Data excerpts:
▬▬▬▬▬▬▬▬▬▬

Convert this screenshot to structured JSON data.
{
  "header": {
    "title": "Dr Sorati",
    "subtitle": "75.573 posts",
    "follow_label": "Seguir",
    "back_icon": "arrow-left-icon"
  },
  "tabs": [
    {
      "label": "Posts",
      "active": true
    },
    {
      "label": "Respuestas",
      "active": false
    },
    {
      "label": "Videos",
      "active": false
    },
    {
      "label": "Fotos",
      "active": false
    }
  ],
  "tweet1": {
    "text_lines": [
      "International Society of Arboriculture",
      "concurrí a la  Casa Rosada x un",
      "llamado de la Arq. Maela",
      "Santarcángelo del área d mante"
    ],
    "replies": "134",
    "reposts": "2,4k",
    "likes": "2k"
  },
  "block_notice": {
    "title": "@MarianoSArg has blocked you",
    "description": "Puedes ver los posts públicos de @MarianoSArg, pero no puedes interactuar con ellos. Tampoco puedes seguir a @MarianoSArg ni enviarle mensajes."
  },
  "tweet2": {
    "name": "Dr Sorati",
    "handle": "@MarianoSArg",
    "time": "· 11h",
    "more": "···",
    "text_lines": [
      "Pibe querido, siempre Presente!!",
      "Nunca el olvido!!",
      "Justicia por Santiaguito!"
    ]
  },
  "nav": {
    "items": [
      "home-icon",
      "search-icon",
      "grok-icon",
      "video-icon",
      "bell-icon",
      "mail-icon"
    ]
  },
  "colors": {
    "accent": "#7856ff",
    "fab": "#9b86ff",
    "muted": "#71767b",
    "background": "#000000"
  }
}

▬▬▬▬▬▬▬▬▬▬

*Description of the task:* Repeat the listing in full, keeping every line exactly as it is.

*Exercise answer:*
Convert this screenshot to structured JSON data.
{
  "header": {
    "title": "Dr Sorati",
    "subtitle": "75.573 posts",
    "follow_label": "Seguir",
    "back_icon": "arrow-left-icon"
  },
  "tabs": [
    {
      "label": "Posts",
      "active": true
    },
    {
      "label": "Respuestas",
      "active": false
    },
    {
      "label": "Videos",
      "active": false
    },
    {
      "label": "Fotos",
      "active": false
    }
  ],
  "tweet1": {
    "text_lines": [
      "International Society of Arboriculture",
      "concurrí a la  Casa Rosada x un",
      "llamado de la Arq. Maela",
      "Santarcángelo del área d mante"
    ],
    "replies": "134",
    "reposts": "2,4k",
    "likes": "2k"
  },
  "block_notice": {
    "title": "@MarianoSArg has blocked you",
    "description": "Puedes ver los posts públicos de @MarianoSArg, pero no puedes interactuar con ellos. Tampoco puedes seguir a @MarianoSArg ni enviarle mensajes."
  },
  "tweet2": {
    "name": "Dr Sorati",
    "handle": "@MarianoSArg",
    "time": "· 11h",
    "more": "···",
    "text_lines": [
      "Pibe querido, siempre Presente!!",
      "Nunca el olvido!!",
      "Justicia por Santiaguito!"
    ]
  },
  "nav": {
    "items": [
      "home-icon",
      "search-icon",
      "grok-icon",
      "video-icon",
      "bell-icon",
      "mail-icon"
    ]
  },
  "colors": {
    "accent": "#7856ff",
    "fab": "#9b86ff",
    "muted": "#71767b",
    "background": "#000000"
  }
}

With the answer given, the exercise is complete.